*TASK MATERIAL*.
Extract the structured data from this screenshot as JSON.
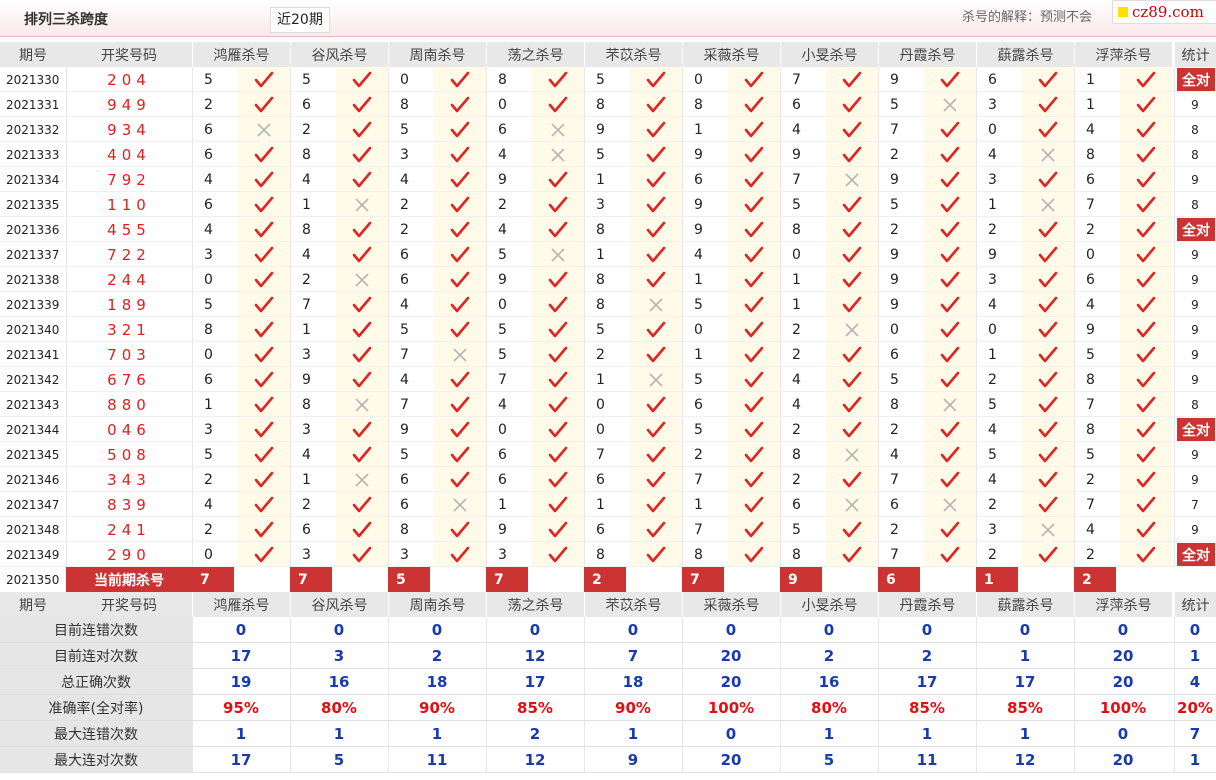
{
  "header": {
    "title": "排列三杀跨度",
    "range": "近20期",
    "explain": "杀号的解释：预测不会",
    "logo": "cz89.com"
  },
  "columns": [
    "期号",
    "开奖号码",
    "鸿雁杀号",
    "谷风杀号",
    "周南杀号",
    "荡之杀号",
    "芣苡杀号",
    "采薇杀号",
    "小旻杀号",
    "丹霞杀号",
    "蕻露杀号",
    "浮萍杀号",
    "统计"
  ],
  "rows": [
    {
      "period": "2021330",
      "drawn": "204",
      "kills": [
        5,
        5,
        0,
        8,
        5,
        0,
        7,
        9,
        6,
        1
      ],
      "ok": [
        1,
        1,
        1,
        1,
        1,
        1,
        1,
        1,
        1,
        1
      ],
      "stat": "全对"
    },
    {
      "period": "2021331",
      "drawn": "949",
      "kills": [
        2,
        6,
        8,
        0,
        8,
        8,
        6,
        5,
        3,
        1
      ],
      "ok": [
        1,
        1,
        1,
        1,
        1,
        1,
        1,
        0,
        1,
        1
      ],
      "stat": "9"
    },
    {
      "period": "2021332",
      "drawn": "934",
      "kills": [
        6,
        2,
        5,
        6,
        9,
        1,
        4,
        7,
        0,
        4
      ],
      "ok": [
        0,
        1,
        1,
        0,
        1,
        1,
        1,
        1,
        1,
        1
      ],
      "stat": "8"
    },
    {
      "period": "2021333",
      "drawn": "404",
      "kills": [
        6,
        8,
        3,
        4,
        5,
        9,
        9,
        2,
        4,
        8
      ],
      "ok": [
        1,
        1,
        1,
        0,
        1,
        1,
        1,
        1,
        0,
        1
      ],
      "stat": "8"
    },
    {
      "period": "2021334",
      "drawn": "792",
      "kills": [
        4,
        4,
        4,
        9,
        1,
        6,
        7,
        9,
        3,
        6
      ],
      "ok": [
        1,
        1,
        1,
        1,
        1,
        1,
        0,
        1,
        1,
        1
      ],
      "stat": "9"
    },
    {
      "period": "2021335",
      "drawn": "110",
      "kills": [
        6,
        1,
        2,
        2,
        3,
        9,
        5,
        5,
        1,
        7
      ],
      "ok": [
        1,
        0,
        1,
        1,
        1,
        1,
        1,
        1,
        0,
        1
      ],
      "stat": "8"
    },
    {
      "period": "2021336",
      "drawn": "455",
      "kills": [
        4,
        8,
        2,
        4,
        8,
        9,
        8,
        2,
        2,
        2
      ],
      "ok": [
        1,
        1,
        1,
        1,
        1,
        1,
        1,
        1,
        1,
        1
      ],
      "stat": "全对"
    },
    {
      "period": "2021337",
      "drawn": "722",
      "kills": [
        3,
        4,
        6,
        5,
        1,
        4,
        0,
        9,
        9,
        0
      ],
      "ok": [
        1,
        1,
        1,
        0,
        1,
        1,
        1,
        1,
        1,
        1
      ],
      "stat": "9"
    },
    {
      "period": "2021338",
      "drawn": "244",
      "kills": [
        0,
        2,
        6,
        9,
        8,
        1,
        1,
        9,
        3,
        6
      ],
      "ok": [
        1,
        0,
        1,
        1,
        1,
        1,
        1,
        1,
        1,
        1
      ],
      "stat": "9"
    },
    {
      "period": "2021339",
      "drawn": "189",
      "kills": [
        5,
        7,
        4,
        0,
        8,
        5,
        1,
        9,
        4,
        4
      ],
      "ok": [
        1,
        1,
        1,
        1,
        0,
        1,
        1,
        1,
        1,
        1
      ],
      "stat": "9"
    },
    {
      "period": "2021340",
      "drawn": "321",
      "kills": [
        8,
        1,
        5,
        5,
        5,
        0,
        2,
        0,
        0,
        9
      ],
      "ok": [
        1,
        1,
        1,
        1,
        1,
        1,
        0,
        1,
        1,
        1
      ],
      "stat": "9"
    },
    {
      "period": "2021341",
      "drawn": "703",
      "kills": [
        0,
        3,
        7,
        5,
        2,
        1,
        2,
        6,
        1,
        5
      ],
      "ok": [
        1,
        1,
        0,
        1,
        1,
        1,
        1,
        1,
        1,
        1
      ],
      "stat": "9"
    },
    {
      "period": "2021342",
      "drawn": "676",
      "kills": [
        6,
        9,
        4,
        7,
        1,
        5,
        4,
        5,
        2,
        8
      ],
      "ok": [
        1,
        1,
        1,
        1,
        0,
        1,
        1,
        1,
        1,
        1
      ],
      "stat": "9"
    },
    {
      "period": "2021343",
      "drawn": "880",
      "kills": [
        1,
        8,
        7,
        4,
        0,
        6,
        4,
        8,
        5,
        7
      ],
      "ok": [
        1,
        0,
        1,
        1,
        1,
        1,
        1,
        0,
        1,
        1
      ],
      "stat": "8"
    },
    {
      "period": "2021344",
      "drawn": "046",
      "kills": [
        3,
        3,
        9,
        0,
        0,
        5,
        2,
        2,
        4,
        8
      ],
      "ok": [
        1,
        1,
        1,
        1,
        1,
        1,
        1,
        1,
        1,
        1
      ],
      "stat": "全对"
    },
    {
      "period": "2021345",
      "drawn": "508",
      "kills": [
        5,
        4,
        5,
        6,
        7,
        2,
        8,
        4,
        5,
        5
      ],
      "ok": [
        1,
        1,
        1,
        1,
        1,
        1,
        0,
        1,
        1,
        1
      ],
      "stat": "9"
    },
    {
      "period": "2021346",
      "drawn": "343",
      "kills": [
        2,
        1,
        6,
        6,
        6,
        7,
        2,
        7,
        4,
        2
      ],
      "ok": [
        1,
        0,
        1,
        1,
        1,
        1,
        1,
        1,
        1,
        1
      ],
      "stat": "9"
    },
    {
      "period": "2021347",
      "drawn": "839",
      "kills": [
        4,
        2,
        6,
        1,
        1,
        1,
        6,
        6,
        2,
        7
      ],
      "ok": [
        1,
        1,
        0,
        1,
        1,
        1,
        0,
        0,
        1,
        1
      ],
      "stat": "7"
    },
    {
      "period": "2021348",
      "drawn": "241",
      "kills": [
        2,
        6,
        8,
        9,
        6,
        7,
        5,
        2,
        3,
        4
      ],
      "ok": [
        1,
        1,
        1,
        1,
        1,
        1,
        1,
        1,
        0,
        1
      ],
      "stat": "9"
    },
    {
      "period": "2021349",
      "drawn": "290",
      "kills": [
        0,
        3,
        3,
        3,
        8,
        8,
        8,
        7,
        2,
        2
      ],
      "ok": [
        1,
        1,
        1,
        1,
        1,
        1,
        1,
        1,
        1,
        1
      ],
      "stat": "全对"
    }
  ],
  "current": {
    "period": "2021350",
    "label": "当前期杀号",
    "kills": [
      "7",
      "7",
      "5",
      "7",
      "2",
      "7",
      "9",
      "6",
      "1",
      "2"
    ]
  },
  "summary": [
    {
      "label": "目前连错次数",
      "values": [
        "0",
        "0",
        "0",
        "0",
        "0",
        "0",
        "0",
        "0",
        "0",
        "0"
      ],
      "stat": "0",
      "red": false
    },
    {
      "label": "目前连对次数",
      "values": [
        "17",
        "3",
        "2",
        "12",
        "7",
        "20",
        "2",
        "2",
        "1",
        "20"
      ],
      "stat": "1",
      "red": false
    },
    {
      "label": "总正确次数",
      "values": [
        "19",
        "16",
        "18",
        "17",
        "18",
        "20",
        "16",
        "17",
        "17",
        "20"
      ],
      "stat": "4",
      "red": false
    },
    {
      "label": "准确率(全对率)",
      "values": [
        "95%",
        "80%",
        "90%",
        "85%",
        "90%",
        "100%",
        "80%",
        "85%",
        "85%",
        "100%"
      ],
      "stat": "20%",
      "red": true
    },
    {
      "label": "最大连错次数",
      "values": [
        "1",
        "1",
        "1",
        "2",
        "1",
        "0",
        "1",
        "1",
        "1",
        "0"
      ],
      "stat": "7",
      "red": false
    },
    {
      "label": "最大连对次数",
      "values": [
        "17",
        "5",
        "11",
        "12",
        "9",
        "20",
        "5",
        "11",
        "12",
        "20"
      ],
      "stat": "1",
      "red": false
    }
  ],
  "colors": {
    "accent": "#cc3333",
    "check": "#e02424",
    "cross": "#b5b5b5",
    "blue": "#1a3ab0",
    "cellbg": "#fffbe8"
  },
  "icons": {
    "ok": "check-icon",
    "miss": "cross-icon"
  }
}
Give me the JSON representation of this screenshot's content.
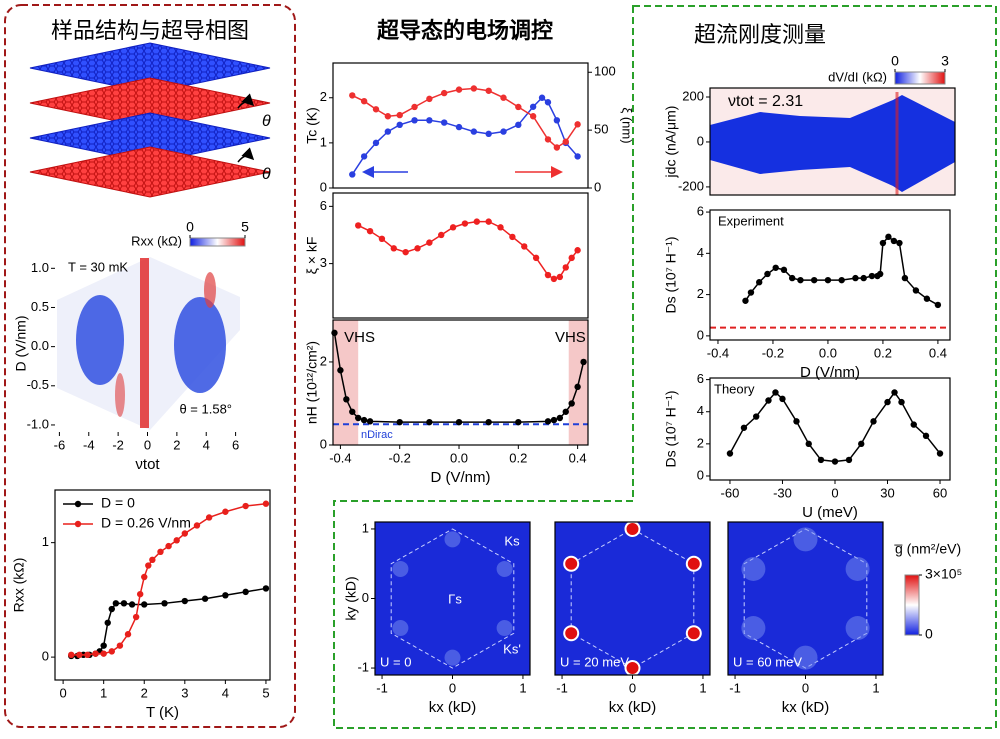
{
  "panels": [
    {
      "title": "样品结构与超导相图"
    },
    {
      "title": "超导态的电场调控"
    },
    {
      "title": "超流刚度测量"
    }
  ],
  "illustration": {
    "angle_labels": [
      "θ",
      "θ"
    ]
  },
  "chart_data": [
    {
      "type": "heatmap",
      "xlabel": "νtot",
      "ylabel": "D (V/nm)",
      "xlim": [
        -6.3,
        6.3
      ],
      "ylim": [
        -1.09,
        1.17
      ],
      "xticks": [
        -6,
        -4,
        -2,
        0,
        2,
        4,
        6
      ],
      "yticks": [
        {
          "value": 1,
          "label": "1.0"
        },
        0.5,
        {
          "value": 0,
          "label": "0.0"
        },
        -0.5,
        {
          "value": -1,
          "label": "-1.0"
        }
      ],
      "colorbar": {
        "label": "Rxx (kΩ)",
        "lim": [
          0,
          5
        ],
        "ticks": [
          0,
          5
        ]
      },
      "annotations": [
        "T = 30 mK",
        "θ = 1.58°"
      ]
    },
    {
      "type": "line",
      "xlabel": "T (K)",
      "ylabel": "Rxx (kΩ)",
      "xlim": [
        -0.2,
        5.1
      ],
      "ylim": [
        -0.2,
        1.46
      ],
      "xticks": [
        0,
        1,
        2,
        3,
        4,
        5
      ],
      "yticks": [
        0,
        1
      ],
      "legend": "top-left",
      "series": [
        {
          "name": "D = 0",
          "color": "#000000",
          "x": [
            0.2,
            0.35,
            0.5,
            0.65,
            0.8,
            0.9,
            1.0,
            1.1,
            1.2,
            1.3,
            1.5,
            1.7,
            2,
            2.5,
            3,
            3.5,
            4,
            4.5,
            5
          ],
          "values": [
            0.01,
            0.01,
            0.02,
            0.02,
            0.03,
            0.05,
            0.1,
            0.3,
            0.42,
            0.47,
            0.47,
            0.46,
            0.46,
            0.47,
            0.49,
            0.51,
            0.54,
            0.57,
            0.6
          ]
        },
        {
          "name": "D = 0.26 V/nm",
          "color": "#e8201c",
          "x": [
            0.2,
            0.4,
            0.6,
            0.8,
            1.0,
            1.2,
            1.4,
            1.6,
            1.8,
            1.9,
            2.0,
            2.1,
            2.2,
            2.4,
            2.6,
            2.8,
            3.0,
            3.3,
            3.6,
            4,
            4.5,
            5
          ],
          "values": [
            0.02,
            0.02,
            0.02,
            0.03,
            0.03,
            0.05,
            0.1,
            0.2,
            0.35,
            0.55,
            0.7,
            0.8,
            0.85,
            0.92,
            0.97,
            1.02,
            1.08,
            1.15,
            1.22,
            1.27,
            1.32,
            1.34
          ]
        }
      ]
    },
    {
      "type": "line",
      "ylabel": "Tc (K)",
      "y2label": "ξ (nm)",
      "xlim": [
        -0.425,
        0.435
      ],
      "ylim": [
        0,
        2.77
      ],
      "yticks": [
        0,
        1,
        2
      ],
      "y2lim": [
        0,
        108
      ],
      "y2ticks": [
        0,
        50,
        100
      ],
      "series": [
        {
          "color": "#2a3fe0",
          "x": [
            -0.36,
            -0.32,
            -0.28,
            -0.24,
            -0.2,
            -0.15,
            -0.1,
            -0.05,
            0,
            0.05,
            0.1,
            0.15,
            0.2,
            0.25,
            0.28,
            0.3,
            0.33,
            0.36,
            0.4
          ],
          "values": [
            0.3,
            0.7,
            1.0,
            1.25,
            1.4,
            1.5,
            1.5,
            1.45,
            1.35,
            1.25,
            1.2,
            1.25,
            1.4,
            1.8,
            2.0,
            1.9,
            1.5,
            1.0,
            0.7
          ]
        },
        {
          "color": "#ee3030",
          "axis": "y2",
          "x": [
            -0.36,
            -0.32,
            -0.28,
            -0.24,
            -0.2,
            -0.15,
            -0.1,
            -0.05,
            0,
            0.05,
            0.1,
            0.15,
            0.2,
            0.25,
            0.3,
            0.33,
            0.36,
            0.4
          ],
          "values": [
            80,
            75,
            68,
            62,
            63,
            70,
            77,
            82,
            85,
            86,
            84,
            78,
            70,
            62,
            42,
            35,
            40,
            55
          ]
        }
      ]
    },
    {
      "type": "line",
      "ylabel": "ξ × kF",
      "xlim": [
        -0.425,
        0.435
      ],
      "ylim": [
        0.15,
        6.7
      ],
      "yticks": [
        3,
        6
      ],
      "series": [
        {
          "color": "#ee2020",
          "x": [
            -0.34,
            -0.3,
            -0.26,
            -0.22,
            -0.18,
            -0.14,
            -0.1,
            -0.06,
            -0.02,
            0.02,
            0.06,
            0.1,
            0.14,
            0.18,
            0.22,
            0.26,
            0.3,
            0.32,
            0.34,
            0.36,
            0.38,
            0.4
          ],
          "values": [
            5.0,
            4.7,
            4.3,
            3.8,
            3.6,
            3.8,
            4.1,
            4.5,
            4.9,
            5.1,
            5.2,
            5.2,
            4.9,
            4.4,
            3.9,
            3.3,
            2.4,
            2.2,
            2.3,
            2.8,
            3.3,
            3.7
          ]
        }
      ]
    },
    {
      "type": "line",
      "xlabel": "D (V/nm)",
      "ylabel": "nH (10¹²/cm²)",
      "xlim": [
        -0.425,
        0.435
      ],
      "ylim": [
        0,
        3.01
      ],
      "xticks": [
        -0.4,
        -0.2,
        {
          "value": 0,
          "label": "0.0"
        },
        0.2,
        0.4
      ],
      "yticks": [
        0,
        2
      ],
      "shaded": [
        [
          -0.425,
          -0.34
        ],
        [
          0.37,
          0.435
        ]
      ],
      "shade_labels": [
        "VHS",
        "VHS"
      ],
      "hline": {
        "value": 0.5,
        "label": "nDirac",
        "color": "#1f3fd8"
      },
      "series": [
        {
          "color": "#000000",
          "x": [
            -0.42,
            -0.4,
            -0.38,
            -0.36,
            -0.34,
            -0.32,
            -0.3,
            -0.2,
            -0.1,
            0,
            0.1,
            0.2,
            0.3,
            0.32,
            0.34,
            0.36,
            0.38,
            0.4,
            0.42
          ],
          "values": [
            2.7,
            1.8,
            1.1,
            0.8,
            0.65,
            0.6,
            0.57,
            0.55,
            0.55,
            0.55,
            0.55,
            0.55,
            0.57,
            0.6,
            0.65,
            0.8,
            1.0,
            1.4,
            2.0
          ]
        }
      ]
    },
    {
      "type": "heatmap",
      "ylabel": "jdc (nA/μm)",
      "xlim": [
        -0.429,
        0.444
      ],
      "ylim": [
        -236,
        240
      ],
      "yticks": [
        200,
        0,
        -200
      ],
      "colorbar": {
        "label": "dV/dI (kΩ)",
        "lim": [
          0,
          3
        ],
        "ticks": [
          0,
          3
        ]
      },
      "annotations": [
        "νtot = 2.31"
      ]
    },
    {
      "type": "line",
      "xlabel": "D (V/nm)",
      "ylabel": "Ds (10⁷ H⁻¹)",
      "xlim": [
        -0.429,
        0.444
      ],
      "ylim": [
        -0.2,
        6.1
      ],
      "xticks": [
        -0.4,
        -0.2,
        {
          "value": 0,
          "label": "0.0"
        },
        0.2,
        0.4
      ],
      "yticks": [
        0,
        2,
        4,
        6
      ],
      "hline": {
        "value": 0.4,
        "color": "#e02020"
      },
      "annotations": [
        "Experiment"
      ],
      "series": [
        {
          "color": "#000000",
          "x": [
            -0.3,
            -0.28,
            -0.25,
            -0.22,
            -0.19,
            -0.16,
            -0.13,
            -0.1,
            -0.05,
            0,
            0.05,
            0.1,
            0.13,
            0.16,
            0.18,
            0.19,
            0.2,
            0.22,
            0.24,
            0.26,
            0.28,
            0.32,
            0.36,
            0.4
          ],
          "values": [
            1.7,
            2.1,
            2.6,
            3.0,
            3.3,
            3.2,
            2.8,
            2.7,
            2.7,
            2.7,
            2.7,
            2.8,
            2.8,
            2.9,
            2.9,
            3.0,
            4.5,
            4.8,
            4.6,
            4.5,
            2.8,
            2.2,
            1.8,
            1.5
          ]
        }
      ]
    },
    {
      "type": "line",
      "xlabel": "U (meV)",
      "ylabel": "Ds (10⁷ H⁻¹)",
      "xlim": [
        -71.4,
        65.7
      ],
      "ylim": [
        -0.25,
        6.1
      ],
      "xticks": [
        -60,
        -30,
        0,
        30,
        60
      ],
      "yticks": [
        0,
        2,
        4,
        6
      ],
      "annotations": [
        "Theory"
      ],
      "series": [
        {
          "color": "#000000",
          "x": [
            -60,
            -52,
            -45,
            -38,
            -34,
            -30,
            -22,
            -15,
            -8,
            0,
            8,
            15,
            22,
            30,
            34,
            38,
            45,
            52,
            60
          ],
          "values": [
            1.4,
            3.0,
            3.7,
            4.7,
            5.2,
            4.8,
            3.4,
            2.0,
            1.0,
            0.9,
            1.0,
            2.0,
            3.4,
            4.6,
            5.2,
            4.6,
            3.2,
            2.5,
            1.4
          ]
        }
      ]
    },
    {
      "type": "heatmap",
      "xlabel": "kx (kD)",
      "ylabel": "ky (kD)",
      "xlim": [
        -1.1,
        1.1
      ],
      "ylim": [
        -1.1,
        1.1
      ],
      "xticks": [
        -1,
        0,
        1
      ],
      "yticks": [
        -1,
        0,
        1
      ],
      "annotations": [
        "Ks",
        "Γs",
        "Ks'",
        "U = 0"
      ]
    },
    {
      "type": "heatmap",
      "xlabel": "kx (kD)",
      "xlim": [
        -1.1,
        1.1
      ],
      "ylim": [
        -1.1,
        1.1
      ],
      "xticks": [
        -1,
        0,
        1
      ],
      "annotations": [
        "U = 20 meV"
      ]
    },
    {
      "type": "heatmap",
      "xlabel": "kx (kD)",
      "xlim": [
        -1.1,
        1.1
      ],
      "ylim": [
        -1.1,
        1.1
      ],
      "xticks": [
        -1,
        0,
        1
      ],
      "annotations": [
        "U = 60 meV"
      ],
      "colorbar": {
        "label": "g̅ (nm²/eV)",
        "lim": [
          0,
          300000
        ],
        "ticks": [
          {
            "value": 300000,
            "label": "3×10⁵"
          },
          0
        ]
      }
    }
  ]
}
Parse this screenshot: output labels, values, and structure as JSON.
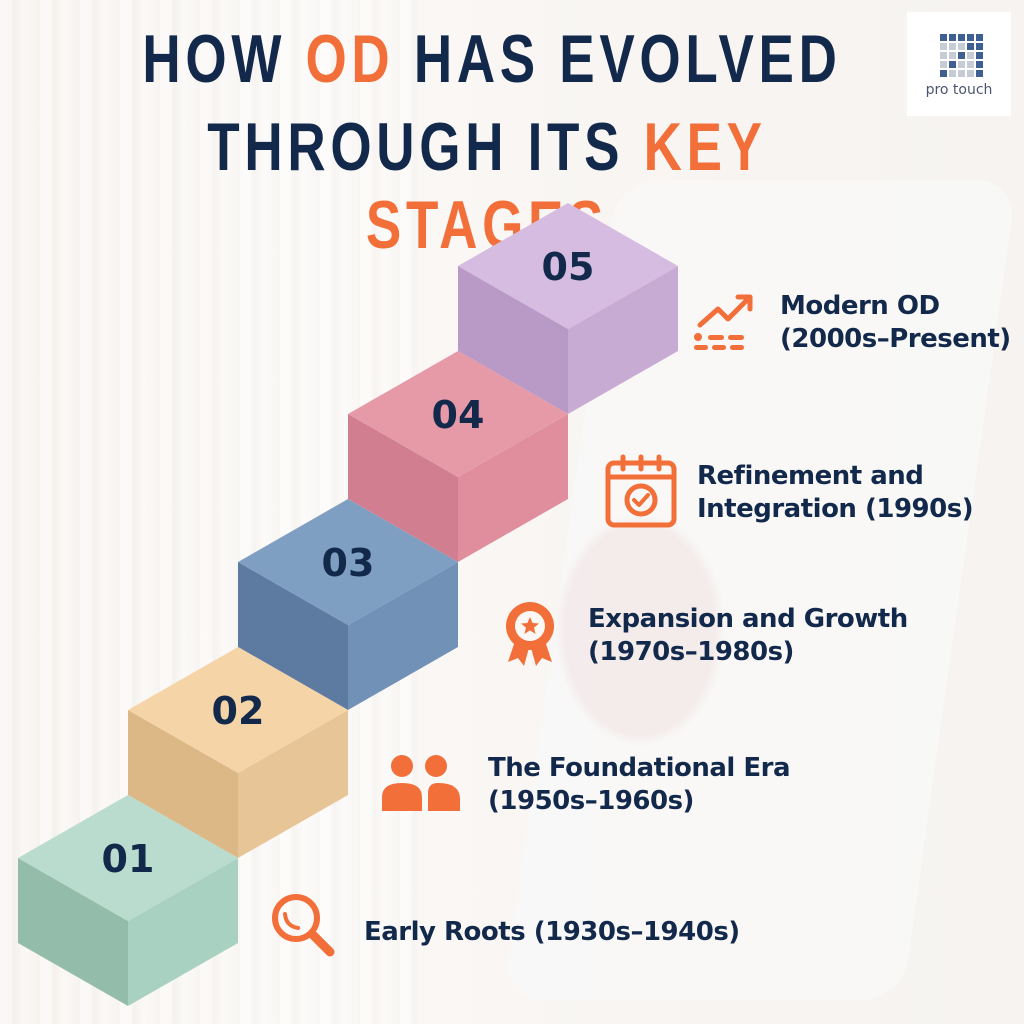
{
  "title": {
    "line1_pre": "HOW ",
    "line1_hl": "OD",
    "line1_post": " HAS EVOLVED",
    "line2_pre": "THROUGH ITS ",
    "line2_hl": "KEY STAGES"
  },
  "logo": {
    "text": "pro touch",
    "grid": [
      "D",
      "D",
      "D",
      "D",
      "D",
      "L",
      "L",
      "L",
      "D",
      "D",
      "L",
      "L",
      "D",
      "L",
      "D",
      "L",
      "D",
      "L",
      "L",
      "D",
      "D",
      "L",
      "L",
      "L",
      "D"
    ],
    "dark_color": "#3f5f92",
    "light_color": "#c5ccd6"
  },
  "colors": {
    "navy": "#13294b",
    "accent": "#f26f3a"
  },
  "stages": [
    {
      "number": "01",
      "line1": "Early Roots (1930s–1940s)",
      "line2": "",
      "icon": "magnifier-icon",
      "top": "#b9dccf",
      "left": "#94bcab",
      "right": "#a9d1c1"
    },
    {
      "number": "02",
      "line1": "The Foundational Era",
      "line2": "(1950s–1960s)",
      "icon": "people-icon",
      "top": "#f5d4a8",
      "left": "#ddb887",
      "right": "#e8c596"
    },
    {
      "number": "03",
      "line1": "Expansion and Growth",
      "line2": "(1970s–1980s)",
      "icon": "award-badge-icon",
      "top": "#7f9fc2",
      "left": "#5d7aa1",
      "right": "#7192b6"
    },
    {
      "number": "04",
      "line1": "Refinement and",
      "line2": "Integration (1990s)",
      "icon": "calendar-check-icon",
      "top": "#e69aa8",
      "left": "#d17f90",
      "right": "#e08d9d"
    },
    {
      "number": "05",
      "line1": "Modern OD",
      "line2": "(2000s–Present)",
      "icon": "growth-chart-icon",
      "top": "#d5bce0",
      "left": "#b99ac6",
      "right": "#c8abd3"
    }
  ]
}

*EXERCISE BRIEF*.
From the line containing "Parse this screenshot: output" down to the last line of the data, print every line exactly and nothing else. Pictures stay out of the copy.

*COMPLETED EXERCISE*.
Parse this screenshot: output labels, values, and structure as JSON.
{
  "title": {
    "line1_pre": "HOW ",
    "line1_hl": "OD",
    "line1_post": " HAS EVOLVED",
    "line2_pre": "THROUGH ITS ",
    "line2_hl": "KEY STAGES"
  },
  "logo": {
    "text": "pro touch",
    "grid": [
      "D",
      "D",
      "D",
      "D",
      "D",
      "L",
      "L",
      "L",
      "D",
      "D",
      "L",
      "L",
      "D",
      "L",
      "D",
      "L",
      "D",
      "L",
      "L",
      "D",
      "D",
      "L",
      "L",
      "L",
      "D"
    ],
    "dark_color": "#3f5f92",
    "light_color": "#c5ccd6"
  },
  "colors": {
    "navy": "#13294b",
    "accent": "#f26f3a"
  },
  "stages": [
    {
      "number": "01",
      "line1": "Early Roots (1930s–1940s)",
      "line2": "",
      "icon": "magnifier-icon",
      "top": "#b9dccf",
      "left": "#94bcab",
      "right": "#a9d1c1"
    },
    {
      "number": "02",
      "line1": "The Foundational Era",
      "line2": "(1950s–1960s)",
      "icon": "people-icon",
      "top": "#f5d4a8",
      "left": "#ddb887",
      "right": "#e8c596"
    },
    {
      "number": "03",
      "line1": "Expansion and Growth",
      "line2": "(1970s–1980s)",
      "icon": "award-badge-icon",
      "top": "#7f9fc2",
      "left": "#5d7aa1",
      "right": "#7192b6"
    },
    {
      "number": "04",
      "line1": "Refinement and",
      "line2": "Integration (1990s)",
      "icon": "calendar-check-icon",
      "top": "#e69aa8",
      "left": "#d17f90",
      "right": "#e08d9d"
    },
    {
      "number": "05",
      "line1": "Modern OD",
      "line2": "(2000s–Present)",
      "icon": "growth-chart-icon",
      "top": "#d5bce0",
      "left": "#b99ac6",
      "right": "#c8abd3"
    }
  ]
}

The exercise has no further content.